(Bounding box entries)
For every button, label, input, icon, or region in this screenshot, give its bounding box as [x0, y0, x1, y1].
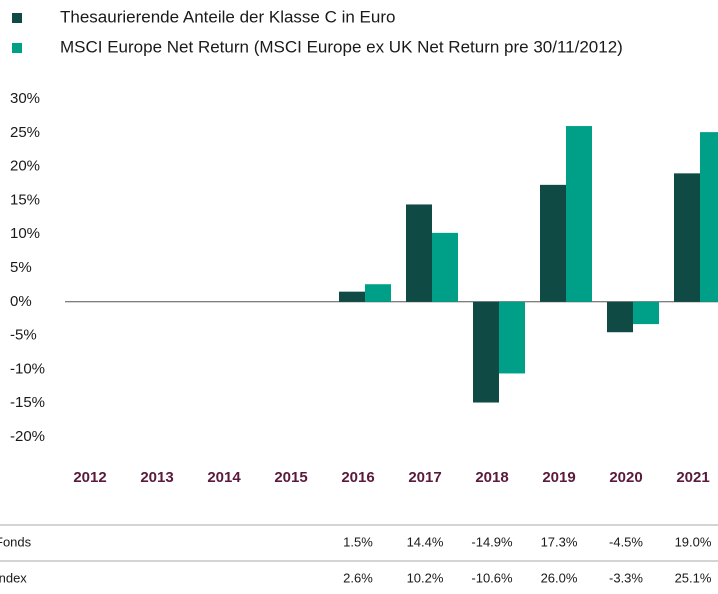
- y-tick-label: -15%: [10, 394, 45, 411]
- bar: [365, 284, 391, 302]
- bar: [406, 204, 432, 302]
- table-row-label: Fonds: [0, 534, 32, 549]
- bar: [633, 301, 659, 325]
- y-tick-label: 0%: [10, 293, 32, 310]
- x-tick-label: 2013: [140, 469, 173, 486]
- table-value: 19.0%: [675, 534, 712, 549]
- x-tick-label: 2021: [676, 469, 709, 486]
- table-value: 25.1%: [675, 570, 712, 585]
- x-tick-label: 2019: [542, 469, 575, 486]
- bar: [540, 184, 566, 302]
- legend-swatch: [12, 13, 22, 23]
- table-value: -10.6%: [471, 570, 513, 585]
- y-tick-label: 10%: [10, 225, 40, 242]
- legend-label: MSCI Europe Net Return (MSCI Europe ex U…: [60, 37, 623, 56]
- x-tick-label: 2017: [408, 469, 441, 486]
- x-tick-label: 2018: [475, 469, 508, 486]
- x-tick-label: 2012: [73, 469, 106, 486]
- table-value: -14.9%: [471, 534, 513, 549]
- y-tick-label: 15%: [10, 191, 40, 208]
- table-value: -3.3%: [609, 570, 643, 585]
- table-value: 10.2%: [407, 570, 444, 585]
- y-tick-label: 25%: [10, 124, 40, 141]
- x-tick-label: 2014: [207, 469, 241, 486]
- bar: [674, 173, 700, 302]
- y-tick-label: -20%: [10, 428, 45, 445]
- table-value: 14.4%: [407, 534, 444, 549]
- bar: [700, 132, 718, 302]
- table-row-label: Index: [0, 570, 27, 585]
- bar: [473, 301, 499, 403]
- x-tick-label: 2020: [609, 469, 642, 486]
- table-value: 17.3%: [541, 534, 578, 549]
- x-tick-label: 2015: [274, 469, 307, 486]
- legend-swatch: [12, 43, 22, 53]
- bar: [432, 232, 458, 302]
- y-tick-label: -10%: [10, 360, 45, 377]
- y-tick-label: 30%: [10, 90, 40, 107]
- bar: [566, 126, 592, 302]
- table-value: 26.0%: [541, 570, 578, 585]
- y-tick-label: 20%: [10, 158, 40, 175]
- x-tick-label: 2016: [341, 469, 374, 486]
- legend-label: Thesaurierende Anteile der Klasse C in E…: [60, 7, 395, 26]
- table-value: 1.5%: [343, 534, 373, 549]
- table-value: 2.6%: [343, 570, 373, 585]
- bar: [339, 291, 365, 302]
- y-tick-label: -5%: [10, 327, 37, 344]
- bar: [499, 301, 525, 374]
- y-tick-label: 5%: [10, 259, 32, 276]
- table-value: -4.5%: [609, 534, 643, 549]
- bar: [607, 301, 633, 333]
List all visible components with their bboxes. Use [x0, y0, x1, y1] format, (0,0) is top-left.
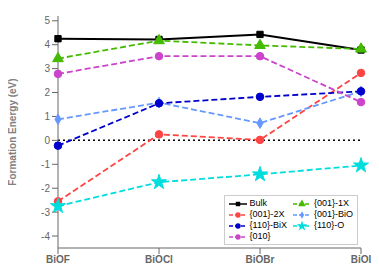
svg-text:-1: -1: [41, 159, 50, 170]
svg-text:Formation Energy (eV): Formation Energy (eV): [8, 78, 18, 185]
html-text:{001}-1X: {001}-1X: [314, 198, 349, 208]
svg-text:BiOCl: BiOCl: [145, 254, 173, 265]
svg-text:BiOF: BiOF: [46, 254, 70, 265]
html-text:{110}-BiX: {110}-BiX: [249, 220, 287, 230]
html-text:{001}-2X: {001}-2X: [249, 209, 285, 219]
svg-text:BiOI: BiOI: [351, 254, 371, 265]
svg-text:0: 0: [44, 135, 50, 146]
svg-text:-2: -2: [41, 183, 50, 194]
html-text:{001}-BiO: {001}-BiO: [314, 209, 353, 219]
svg-text:5: 5: [44, 15, 50, 26]
svg-text:4: 4: [44, 39, 50, 50]
svg-text:2: 2: [44, 87, 50, 98]
svg-text:-4: -4: [41, 231, 50, 242]
html-text:{110}-O: {110}-O: [314, 220, 345, 230]
svg-text:1: 1: [44, 111, 50, 122]
html-text:{010}: {010}: [249, 231, 271, 241]
html-text:Bulk: Bulk: [249, 198, 268, 208]
svg-text:3: 3: [44, 63, 50, 74]
svg-text:BiOBr: BiOBr: [246, 254, 275, 265]
svg-text:-3: -3: [41, 207, 50, 218]
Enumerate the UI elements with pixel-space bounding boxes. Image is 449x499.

### Problem to work on:
Pick out every line in the entries above that contains the string "swatch", matching case exactly, and copy each of those lines in full.

### Expected output:
- legend-swatch: [12, 13, 22, 23]
- legend-swatch: [12, 43, 22, 53]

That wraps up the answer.